-- start Exercise input --

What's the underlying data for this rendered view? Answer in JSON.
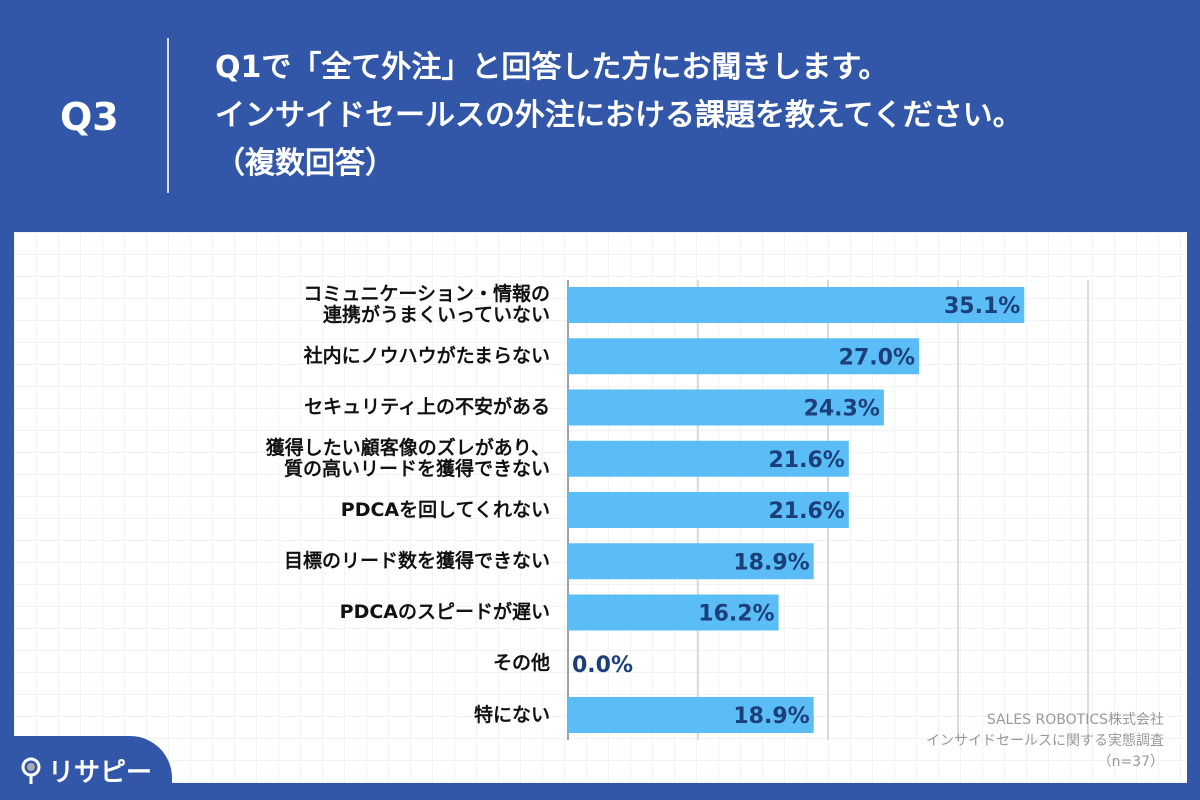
{
  "header": {
    "q_number": "Q3",
    "question_lines": [
      "Q1で「全て外注」と回答した方にお聞きします。",
      "インサイドセールスの外注における課題を教えてください。",
      "（複数回答）"
    ]
  },
  "chart_data": {
    "type": "bar",
    "orientation": "horizontal",
    "categories": [
      "コミュニケーション・情報の\n連携がうまくいっていない",
      "社内にノウハウがたまらない",
      "セキュリティ上の不安がある",
      "獲得したい顧客像のズレがあり、\n質の高いリードを獲得できない",
      "PDCAを回してくれない",
      "目標のリード数を獲得できない",
      "PDCAのスピードが遅い",
      "その他",
      "特にない"
    ],
    "values": [
      35.1,
      27.0,
      24.3,
      21.6,
      21.6,
      18.9,
      16.2,
      0.0,
      18.9
    ],
    "value_labels": [
      "35.1%",
      "27.0%",
      "24.3%",
      "21.6%",
      "21.6%",
      "18.9%",
      "16.2%",
      "0.0%",
      "18.9%"
    ],
    "xlim": [
      0,
      40
    ],
    "grid": true,
    "bar_color": "#5bbdf5",
    "label_color": "#1c3f7a"
  },
  "source": {
    "company": "SALES ROBOTICS株式会社",
    "survey": "インサイドセールスに関する実態調査",
    "n": "（n=37）"
  },
  "logo": {
    "text": "リサピー"
  }
}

-- end Exercise input --

Leave out the pictures and copy every record above exactly.

What's the underlying data for this rendered view? Answer in JSON.
{
  "header": {
    "q_number": "Q3",
    "question_lines": [
      "Q1で「全て外注」と回答した方にお聞きします。",
      "インサイドセールスの外注における課題を教えてください。",
      "（複数回答）"
    ]
  },
  "chart_data": {
    "type": "bar",
    "orientation": "horizontal",
    "categories": [
      "コミュニケーション・情報の\n連携がうまくいっていない",
      "社内にノウハウがたまらない",
      "セキュリティ上の不安がある",
      "獲得したい顧客像のズレがあり、\n質の高いリードを獲得できない",
      "PDCAを回してくれない",
      "目標のリード数を獲得できない",
      "PDCAのスピードが遅い",
      "その他",
      "特にない"
    ],
    "values": [
      35.1,
      27.0,
      24.3,
      21.6,
      21.6,
      18.9,
      16.2,
      0.0,
      18.9
    ],
    "value_labels": [
      "35.1%",
      "27.0%",
      "24.3%",
      "21.6%",
      "21.6%",
      "18.9%",
      "16.2%",
      "0.0%",
      "18.9%"
    ],
    "xlim": [
      0,
      40
    ],
    "grid": true,
    "bar_color": "#5bbdf5",
    "label_color": "#1c3f7a"
  },
  "source": {
    "company": "SALES ROBOTICS株式会社",
    "survey": "インサイドセールスに関する実態調査",
    "n": "（n=37）"
  },
  "logo": {
    "text": "リサピー"
  }
}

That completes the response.